Stored dataset items
------------

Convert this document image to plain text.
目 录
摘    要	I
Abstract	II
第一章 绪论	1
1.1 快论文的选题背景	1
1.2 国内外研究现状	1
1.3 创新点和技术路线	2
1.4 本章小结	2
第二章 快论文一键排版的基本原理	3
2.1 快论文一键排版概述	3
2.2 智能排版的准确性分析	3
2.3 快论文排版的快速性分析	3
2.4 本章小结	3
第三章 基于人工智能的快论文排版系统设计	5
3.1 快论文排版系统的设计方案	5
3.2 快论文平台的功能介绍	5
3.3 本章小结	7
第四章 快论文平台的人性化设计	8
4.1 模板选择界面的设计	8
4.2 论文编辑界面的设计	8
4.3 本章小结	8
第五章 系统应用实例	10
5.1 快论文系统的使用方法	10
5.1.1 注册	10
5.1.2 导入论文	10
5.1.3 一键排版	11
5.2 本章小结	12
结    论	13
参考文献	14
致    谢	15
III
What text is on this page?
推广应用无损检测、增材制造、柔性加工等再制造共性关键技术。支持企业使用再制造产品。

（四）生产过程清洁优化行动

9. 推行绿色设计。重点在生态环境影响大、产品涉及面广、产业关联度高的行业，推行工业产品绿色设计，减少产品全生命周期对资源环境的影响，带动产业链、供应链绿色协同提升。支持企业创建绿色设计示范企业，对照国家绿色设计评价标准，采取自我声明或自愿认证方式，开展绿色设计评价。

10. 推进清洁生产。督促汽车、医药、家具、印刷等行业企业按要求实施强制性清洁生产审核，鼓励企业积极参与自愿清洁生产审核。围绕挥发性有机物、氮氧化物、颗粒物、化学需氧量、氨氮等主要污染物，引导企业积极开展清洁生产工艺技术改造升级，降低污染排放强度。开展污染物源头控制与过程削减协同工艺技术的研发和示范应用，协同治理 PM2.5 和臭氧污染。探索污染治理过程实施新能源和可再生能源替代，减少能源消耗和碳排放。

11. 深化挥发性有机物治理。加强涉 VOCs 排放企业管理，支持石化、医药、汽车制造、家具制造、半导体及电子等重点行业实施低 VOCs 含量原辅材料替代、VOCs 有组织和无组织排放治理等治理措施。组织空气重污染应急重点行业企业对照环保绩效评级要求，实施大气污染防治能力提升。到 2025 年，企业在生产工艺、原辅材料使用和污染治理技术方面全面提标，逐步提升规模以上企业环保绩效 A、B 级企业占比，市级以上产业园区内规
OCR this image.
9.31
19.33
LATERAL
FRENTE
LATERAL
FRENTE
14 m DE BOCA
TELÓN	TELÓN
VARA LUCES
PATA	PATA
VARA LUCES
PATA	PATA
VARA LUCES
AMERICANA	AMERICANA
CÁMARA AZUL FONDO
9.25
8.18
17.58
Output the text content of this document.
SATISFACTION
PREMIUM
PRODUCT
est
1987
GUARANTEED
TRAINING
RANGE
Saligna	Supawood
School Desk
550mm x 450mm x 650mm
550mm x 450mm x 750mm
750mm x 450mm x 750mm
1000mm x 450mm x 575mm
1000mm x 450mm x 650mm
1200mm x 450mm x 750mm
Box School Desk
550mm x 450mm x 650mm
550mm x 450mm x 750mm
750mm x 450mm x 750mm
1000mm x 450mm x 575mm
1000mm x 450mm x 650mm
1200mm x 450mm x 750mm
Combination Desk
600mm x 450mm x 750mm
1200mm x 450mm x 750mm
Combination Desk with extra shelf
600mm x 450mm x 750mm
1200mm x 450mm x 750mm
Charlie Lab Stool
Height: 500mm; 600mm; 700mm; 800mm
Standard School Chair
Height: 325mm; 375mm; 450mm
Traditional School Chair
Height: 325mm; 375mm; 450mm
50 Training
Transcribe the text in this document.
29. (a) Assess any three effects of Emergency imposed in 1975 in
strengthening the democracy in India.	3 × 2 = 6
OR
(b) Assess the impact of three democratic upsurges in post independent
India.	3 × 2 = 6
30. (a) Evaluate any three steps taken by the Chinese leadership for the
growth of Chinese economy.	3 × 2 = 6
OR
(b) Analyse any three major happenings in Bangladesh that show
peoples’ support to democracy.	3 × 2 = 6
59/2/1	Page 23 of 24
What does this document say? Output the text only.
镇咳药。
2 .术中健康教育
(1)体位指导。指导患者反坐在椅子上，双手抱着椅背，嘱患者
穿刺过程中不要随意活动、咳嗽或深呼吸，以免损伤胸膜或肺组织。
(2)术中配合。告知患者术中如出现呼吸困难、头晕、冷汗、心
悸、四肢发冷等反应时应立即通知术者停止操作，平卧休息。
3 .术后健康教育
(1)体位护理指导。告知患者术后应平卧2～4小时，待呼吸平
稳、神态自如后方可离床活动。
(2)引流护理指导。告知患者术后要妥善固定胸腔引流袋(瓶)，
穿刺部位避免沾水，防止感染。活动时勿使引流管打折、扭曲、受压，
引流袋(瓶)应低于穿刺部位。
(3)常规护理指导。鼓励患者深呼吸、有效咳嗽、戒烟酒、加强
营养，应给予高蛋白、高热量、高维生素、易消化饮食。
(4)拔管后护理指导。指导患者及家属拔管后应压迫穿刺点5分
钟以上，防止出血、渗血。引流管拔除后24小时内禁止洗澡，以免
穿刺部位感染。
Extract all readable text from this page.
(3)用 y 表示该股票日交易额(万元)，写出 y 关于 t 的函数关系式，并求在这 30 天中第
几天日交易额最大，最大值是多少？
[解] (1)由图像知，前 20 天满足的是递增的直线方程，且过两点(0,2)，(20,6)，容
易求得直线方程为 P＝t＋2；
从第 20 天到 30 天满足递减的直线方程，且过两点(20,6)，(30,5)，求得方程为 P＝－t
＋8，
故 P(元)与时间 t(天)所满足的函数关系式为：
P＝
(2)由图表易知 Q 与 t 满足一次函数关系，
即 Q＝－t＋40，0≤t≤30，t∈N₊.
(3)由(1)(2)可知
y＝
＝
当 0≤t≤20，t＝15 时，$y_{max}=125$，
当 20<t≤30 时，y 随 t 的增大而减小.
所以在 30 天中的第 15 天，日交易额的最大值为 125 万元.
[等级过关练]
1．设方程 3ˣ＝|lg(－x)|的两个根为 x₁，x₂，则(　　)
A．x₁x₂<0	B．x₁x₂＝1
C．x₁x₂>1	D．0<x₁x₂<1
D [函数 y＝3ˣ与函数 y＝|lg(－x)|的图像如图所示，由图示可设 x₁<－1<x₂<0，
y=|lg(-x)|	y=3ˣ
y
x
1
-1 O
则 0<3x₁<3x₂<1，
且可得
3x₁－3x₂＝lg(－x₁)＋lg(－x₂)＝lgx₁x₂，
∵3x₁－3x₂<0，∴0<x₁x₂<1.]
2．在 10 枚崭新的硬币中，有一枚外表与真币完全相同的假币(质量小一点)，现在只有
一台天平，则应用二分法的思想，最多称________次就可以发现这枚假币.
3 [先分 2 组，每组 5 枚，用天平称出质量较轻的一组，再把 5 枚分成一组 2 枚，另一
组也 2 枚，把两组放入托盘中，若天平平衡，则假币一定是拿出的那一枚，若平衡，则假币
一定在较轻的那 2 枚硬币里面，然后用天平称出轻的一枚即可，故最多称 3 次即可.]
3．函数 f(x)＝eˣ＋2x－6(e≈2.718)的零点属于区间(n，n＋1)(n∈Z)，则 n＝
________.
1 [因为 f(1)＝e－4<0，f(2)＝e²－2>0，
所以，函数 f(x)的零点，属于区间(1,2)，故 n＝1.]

------------

◆ Task requirements ◆
Take the lines above and print them exactly.

◆ Final result ◆
Convert this document image to plain text.
目 录
摘    要	I
Abstract	II
第一章 绪论	1
1.1 快论文的选题背景	1
1.2 国内外研究现状	1
1.3 创新点和技术路线	2
1.4 本章小结	2
第二章 快论文一键排版的基本原理	3
2.1 快论文一键排版概述	3
2.2 智能排版的准确性分析	3
2.3 快论文排版的快速性分析	3
2.4 本章小结	3
第三章 基于人工智能的快论文排版系统设计	5
3.1 快论文排版系统的设计方案	5
3.2 快论文平台的功能介绍	5
3.3 本章小结	7
第四章 快论文平台的人性化设计	8
4.1 模板选择界面的设计	8
4.2 论文编辑界面的设计	8
4.3 本章小结	8
第五章 系统应用实例	10
5.1 快论文系统的使用方法	10
5.1.1 注册	10
5.1.2 导入论文	10
5.1.3 一键排版	11
5.2 本章小结	12
结    论	13
参考文献	14
致    谢	15
III
What text is on this page?
推广应用无损检测、增材制造、柔性加工等再制造共性关键技术。支持企业使用再制造产品。

（四）生产过程清洁优化行动

9. 推行绿色设计。重点在生态环境影响大、产品涉及面广、产业关联度高的行业，推行工业产品绿色设计，减少产品全生命周期对资源环境的影响，带动产业链、供应链绿色协同提升。支持企业创建绿色设计示范企业，对照国家绿色设计评价标准，采取自我声明或自愿认证方式，开展绿色设计评价。

10. 推进清洁生产。督促汽车、医药、家具、印刷等行业企业按要求实施强制性清洁生产审核，鼓励企业积极参与自愿清洁生产审核。围绕挥发性有机物、氮氧化物、颗粒物、化学需氧量、氨氮等主要污染物，引导企业积极开展清洁生产工艺技术改造升级，降低污染排放强度。开展污染物源头控制与过程削减协同工艺技术的研发和示范应用，协同治理 PM2.5 和臭氧污染。探索污染治理过程实施新能源和可再生能源替代，减少能源消耗和碳排放。

11. 深化挥发性有机物治理。加强涉 VOCs 排放企业管理，支持石化、医药、汽车制造、家具制造、半导体及电子等重点行业实施低 VOCs 含量原辅材料替代、VOCs 有组织和无组织排放治理等治理措施。组织空气重污染应急重点行业企业对照环保绩效评级要求，实施大气污染防治能力提升。到 2025 年，企业在生产工艺、原辅材料使用和污染治理技术方面全面提标，逐步提升规模以上企业环保绩效 A、B 级企业占比，市级以上产业园区内规
OCR this image.
9.31
19.33
LATERAL
FRENTE
LATERAL
FRENTE
14 m DE BOCA
TELÓN	TELÓN
VARA LUCES
PATA	PATA
VARA LUCES
PATA	PATA
VARA LUCES
AMERICANA	AMERICANA
CÁMARA AZUL FONDO
9.25
8.18
17.58
Output the text content of this document.
SATISFACTION
PREMIUM
PRODUCT
est
1987
GUARANTEED
TRAINING
RANGE
Saligna	Supawood
School Desk
550mm x 450mm x 650mm
550mm x 450mm x 750mm
750mm x 450mm x 750mm
1000mm x 450mm x 575mm
1000mm x 450mm x 650mm
1200mm x 450mm x 750mm
Box School Desk
550mm x 450mm x 650mm
550mm x 450mm x 750mm
750mm x 450mm x 750mm
1000mm x 450mm x 575mm
1000mm x 450mm x 650mm
1200mm x 450mm x 750mm
Combination Desk
600mm x 450mm x 750mm
1200mm x 450mm x 750mm
Combination Desk with extra shelf
600mm x 450mm x 750mm
1200mm x 450mm x 750mm
Charlie Lab Stool
Height: 500mm; 600mm; 700mm; 800mm
Standard School Chair
Height: 325mm; 375mm; 450mm
Traditional School Chair
Height: 325mm; 375mm; 450mm
50 Training
Transcribe the text in this document.
29. (a) Assess any three effects of Emergency imposed in 1975 in
strengthening the democracy in India.	3 × 2 = 6
OR
(b) Assess the impact of three democratic upsurges in post independent
India.	3 × 2 = 6
30. (a) Evaluate any three steps taken by the Chinese leadership for the
growth of Chinese economy.	3 × 2 = 6
OR
(b) Analyse any three major happenings in Bangladesh that show
peoples’ support to democracy.	3 × 2 = 6
59/2/1	Page 23 of 24
What does this document say? Output the text only.
镇咳药。
2 .术中健康教育
(1)体位指导。指导患者反坐在椅子上，双手抱着椅背，嘱患者
穿刺过程中不要随意活动、咳嗽或深呼吸，以免损伤胸膜或肺组织。
(2)术中配合。告知患者术中如出现呼吸困难、头晕、冷汗、心
悸、四肢发冷等反应时应立即通知术者停止操作，平卧休息。
3 .术后健康教育
(1)体位护理指导。告知患者术后应平卧2～4小时，待呼吸平
稳、神态自如后方可离床活动。
(2)引流护理指导。告知患者术后要妥善固定胸腔引流袋(瓶)，
穿刺部位避免沾水，防止感染。活动时勿使引流管打折、扭曲、受压，
引流袋(瓶)应低于穿刺部位。
(3)常规护理指导。鼓励患者深呼吸、有效咳嗽、戒烟酒、加强
营养，应给予高蛋白、高热量、高维生素、易消化饮食。
(4)拔管后护理指导。指导患者及家属拔管后应压迫穿刺点5分
钟以上，防止出血、渗血。引流管拔除后24小时内禁止洗澡，以免
穿刺部位感染。
Extract all readable text from this page.
(3)用 y 表示该股票日交易额(万元)，写出 y 关于 t 的函数关系式，并求在这 30 天中第
几天日交易额最大，最大值是多少？
[解] (1)由图像知，前 20 天满足的是递增的直线方程，且过两点(0,2)，(20,6)，容
易求得直线方程为 P＝t＋2；
从第 20 天到 30 天满足递减的直线方程，且过两点(20,6)，(30,5)，求得方程为 P＝－t
＋8，
故 P(元)与时间 t(天)所满足的函数关系式为：
P＝
(2)由图表易知 Q 与 t 满足一次函数关系，
即 Q＝－t＋40，0≤t≤30，t∈N₊.
(3)由(1)(2)可知
y＝
＝
当 0≤t≤20，t＝15 时，$y_{max}=125$，
当 20<t≤30 时，y 随 t 的增大而减小.
所以在 30 天中的第 15 天，日交易额的最大值为 125 万元.
[等级过关练]
1．设方程 3ˣ＝|lg(－x)|的两个根为 x₁，x₂，则(　　)
A．x₁x₂<0	B．x₁x₂＝1
C．x₁x₂>1	D．0<x₁x₂<1
D [函数 y＝3ˣ与函数 y＝|lg(－x)|的图像如图所示，由图示可设 x₁<－1<x₂<0，
y=|lg(-x)|	y=3ˣ
y
x
1
-1 O
则 0<3x₁<3x₂<1，
且可得
3x₁－3x₂＝lg(－x₁)＋lg(－x₂)＝lgx₁x₂，
∵3x₁－3x₂<0，∴0<x₁x₂<1.]
2．在 10 枚崭新的硬币中，有一枚外表与真币完全相同的假币(质量小一点)，现在只有
一台天平，则应用二分法的思想，最多称________次就可以发现这枚假币.
3 [先分 2 组，每组 5 枚，用天平称出质量较轻的一组，再把 5 枚分成一组 2 枚，另一
组也 2 枚，把两组放入托盘中，若天平平衡，则假币一定是拿出的那一枚，若平衡，则假币
一定在较轻的那 2 枚硬币里面，然后用天平称出轻的一枚即可，故最多称 3 次即可.]
3．函数 f(x)＝eˣ＋2x－6(e≈2.718)的零点属于区间(n，n＋1)(n∈Z)，则 n＝
________.
1 [因为 f(1)＝e－4<0，f(2)＝e²－2>0，
所以，函数 f(x)的零点，属于区间(1,2)，故 n＝1.]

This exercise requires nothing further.